Work required
Restate the entries word for word, omitting nothing.

(Records excerpted from a collection)
** BEGIN **
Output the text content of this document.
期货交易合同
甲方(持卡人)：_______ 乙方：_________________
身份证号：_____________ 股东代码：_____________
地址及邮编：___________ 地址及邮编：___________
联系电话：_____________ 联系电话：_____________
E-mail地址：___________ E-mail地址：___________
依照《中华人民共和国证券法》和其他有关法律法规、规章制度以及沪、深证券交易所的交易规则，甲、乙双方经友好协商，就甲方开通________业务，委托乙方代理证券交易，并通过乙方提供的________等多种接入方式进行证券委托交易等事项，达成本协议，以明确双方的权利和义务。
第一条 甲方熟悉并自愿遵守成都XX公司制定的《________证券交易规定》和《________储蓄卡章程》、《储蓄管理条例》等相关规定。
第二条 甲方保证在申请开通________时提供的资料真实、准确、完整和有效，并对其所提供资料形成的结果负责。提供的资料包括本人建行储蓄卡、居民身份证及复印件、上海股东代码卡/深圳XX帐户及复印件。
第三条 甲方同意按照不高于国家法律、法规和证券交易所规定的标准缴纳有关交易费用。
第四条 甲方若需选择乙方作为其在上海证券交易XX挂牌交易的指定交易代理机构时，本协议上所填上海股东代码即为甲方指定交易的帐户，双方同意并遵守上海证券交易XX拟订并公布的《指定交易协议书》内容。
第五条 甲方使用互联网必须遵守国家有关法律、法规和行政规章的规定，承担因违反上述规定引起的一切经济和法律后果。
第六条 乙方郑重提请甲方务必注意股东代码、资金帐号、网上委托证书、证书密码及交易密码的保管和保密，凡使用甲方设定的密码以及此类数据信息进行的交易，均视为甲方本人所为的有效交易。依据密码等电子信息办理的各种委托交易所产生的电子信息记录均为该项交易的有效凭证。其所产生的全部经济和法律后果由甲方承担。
** END **
Task solution
Output the text content of this document.
期货交易合同
甲方(持卡人)：_______ 乙方：_________________
身份证号：_____________ 股东代码：_____________
地址及邮编：___________ 地址及邮编：___________
联系电话：_____________ 联系电话：_____________
E-mail地址：___________ E-mail地址：___________
依照《中华人民共和国证券法》和其他有关法律法规、规章制度以及沪、深证券交易所的交易规则，甲、乙双方经友好协商，就甲方开通________业务，委托乙方代理证券交易，并通过乙方提供的________等多种接入方式进行证券委托交易等事项，达成本协议，以明确双方的权利和义务。
第一条 甲方熟悉并自愿遵守成都XX公司制定的《________证券交易规定》和《________储蓄卡章程》、《储蓄管理条例》等相关规定。
第二条 甲方保证在申请开通________时提供的资料真实、准确、完整和有效，并对其所提供资料形成的结果负责。提供的资料包括本人建行储蓄卡、居民身份证及复印件、上海股东代码卡/深圳XX帐户及复印件。
第三条 甲方同意按照不高于国家法律、法规和证券交易所规定的标准缴纳有关交易费用。
第四条 甲方若需选择乙方作为其在上海证券交易XX挂牌交易的指定交易代理机构时，本协议上所填上海股东代码即为甲方指定交易的帐户，双方同意并遵守上海证券交易XX拟订并公布的《指定交易协议书》内容。
第五条 甲方使用互联网必须遵守国家有关法律、法规和行政规章的规定，承担因违反上述规定引起的一切经济和法律后果。
第六条 乙方郑重提请甲方务必注意股东代码、资金帐号、网上委托证书、证书密码及交易密码的保管和保密，凡使用甲方设定的密码以及此类数据信息进行的交易，均视为甲方本人所为的有效交易。依据密码等电子信息办理的各种委托交易所产生的电子信息记录均为该项交易的有效凭证。其所产生的全部经济和法律后果由甲方承担。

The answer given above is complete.